STATED EXERCISE. Among the lines of this listing, determine how many contain the string "WATERVILLE". Answer with the number only.

DATA ENTRIES.
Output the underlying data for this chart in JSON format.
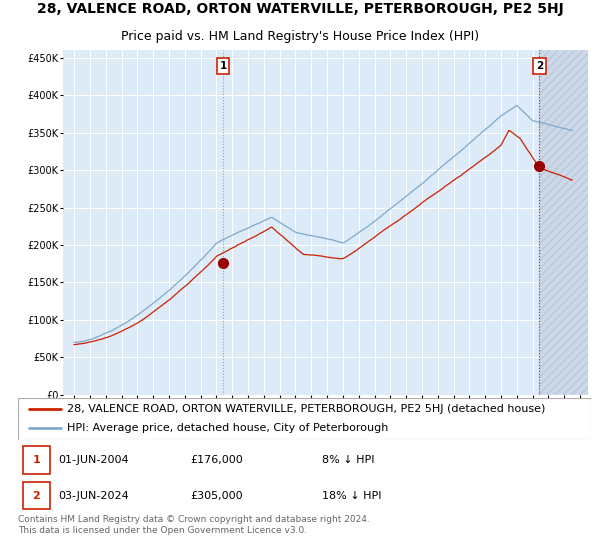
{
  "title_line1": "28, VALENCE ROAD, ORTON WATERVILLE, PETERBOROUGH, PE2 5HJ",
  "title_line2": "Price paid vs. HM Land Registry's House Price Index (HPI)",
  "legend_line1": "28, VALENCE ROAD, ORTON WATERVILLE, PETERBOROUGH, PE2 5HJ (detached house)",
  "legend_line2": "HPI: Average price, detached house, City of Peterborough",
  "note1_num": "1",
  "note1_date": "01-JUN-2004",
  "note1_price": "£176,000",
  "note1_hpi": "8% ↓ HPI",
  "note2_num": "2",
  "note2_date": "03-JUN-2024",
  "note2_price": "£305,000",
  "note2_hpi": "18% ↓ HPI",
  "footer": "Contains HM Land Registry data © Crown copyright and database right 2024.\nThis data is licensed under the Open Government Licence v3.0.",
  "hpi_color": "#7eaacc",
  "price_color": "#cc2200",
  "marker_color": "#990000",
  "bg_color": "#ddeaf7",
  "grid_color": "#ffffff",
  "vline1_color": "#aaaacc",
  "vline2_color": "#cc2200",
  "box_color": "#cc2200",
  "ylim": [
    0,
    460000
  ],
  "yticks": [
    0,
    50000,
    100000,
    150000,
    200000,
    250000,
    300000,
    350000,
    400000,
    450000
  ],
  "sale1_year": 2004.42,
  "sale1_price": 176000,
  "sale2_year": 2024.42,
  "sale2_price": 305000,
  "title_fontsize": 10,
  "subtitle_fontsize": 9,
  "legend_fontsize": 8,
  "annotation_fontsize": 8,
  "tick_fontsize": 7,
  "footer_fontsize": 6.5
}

...

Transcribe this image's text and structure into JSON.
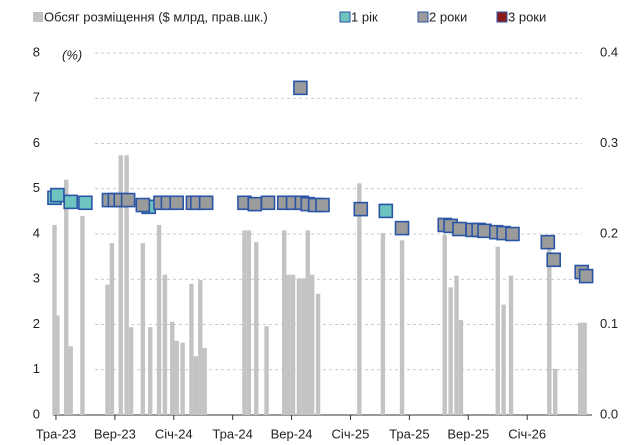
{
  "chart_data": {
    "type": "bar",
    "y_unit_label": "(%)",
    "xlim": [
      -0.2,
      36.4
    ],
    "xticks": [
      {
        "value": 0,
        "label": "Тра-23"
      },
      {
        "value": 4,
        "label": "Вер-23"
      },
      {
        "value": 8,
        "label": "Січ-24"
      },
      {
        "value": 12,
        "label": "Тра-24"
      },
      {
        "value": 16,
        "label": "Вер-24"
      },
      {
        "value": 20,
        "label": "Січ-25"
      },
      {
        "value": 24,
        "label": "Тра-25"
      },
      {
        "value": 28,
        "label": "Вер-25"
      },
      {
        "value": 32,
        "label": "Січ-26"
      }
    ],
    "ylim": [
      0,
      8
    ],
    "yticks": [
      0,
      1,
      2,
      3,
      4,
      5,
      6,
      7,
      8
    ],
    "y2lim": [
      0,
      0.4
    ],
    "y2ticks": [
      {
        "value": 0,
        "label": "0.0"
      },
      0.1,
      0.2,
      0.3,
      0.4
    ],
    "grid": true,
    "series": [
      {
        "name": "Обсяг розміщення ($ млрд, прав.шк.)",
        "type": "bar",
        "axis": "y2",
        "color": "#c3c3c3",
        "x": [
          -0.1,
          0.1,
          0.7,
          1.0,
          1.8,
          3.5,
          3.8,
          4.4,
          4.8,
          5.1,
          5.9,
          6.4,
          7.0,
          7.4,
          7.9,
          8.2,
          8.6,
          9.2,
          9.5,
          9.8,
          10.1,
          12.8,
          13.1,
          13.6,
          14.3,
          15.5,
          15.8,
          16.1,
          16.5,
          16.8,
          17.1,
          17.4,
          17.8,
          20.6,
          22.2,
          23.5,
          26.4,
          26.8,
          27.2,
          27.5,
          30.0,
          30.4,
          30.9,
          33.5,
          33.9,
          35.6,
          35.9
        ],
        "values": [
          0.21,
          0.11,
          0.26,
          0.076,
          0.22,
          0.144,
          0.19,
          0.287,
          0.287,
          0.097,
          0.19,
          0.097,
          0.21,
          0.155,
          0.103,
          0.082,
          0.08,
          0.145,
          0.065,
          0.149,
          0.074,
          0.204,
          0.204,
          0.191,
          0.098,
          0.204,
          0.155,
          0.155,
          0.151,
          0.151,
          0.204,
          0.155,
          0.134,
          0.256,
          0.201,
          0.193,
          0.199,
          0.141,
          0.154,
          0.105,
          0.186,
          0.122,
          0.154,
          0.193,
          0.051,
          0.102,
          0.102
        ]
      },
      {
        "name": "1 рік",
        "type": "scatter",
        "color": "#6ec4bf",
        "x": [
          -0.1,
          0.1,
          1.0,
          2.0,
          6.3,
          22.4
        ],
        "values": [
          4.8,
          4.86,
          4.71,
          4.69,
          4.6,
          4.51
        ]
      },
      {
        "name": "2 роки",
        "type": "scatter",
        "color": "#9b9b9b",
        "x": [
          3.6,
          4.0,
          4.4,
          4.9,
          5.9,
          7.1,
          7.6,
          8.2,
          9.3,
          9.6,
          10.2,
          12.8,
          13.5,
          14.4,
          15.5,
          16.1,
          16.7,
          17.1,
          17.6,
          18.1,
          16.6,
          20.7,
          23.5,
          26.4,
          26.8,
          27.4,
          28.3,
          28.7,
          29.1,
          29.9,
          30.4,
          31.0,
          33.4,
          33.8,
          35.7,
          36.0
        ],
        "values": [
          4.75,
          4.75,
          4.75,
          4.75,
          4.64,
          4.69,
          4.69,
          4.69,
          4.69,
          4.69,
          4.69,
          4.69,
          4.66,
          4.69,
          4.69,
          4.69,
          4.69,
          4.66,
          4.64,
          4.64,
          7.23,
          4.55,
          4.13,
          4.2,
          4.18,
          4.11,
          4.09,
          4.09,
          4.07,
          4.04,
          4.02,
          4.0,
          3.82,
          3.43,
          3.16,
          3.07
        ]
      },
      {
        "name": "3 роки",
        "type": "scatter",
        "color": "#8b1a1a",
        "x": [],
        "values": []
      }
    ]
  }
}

---

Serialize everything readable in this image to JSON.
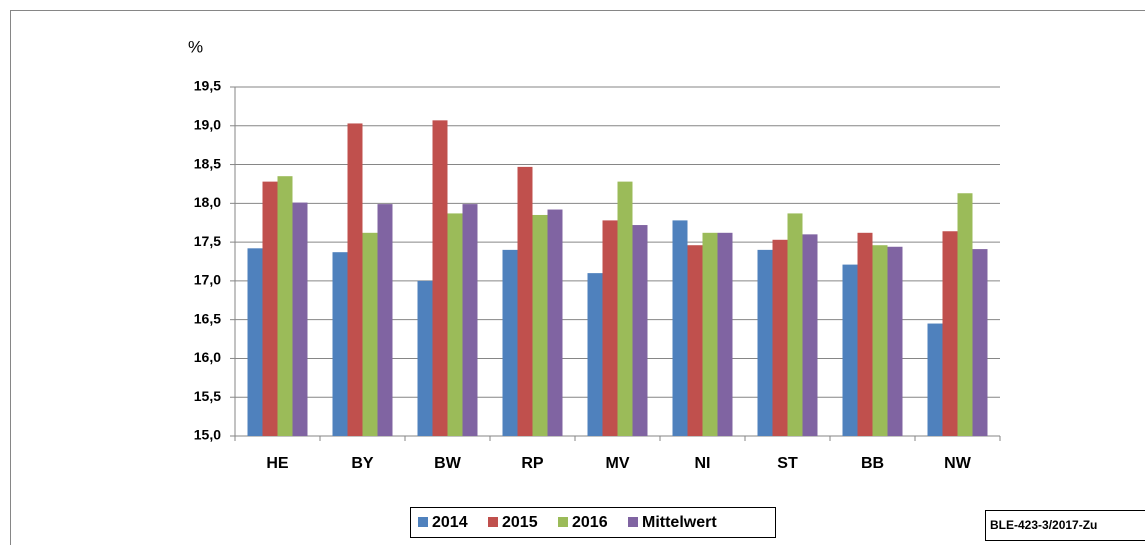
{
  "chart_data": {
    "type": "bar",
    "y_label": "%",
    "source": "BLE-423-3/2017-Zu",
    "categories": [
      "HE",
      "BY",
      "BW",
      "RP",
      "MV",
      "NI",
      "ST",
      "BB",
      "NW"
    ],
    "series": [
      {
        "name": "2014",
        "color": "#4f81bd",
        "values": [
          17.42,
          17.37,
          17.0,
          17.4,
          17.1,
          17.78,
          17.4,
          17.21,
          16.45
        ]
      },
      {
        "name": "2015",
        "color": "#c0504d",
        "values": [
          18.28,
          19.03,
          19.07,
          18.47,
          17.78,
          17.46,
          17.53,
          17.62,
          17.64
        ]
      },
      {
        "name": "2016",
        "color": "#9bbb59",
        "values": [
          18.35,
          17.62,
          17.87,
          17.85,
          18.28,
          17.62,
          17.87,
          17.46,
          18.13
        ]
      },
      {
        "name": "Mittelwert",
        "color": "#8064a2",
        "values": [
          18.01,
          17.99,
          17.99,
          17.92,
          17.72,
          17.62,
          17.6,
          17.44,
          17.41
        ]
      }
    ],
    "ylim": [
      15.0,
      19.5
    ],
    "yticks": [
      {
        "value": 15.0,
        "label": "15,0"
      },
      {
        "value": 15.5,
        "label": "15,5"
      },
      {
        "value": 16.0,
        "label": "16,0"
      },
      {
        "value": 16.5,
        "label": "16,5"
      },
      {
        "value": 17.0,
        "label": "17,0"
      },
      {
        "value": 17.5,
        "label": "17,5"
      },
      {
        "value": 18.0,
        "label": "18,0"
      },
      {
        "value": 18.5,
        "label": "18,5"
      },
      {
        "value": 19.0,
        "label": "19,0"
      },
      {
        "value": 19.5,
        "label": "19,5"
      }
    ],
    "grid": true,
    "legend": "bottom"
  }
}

WRITTEN SOLUTION. 2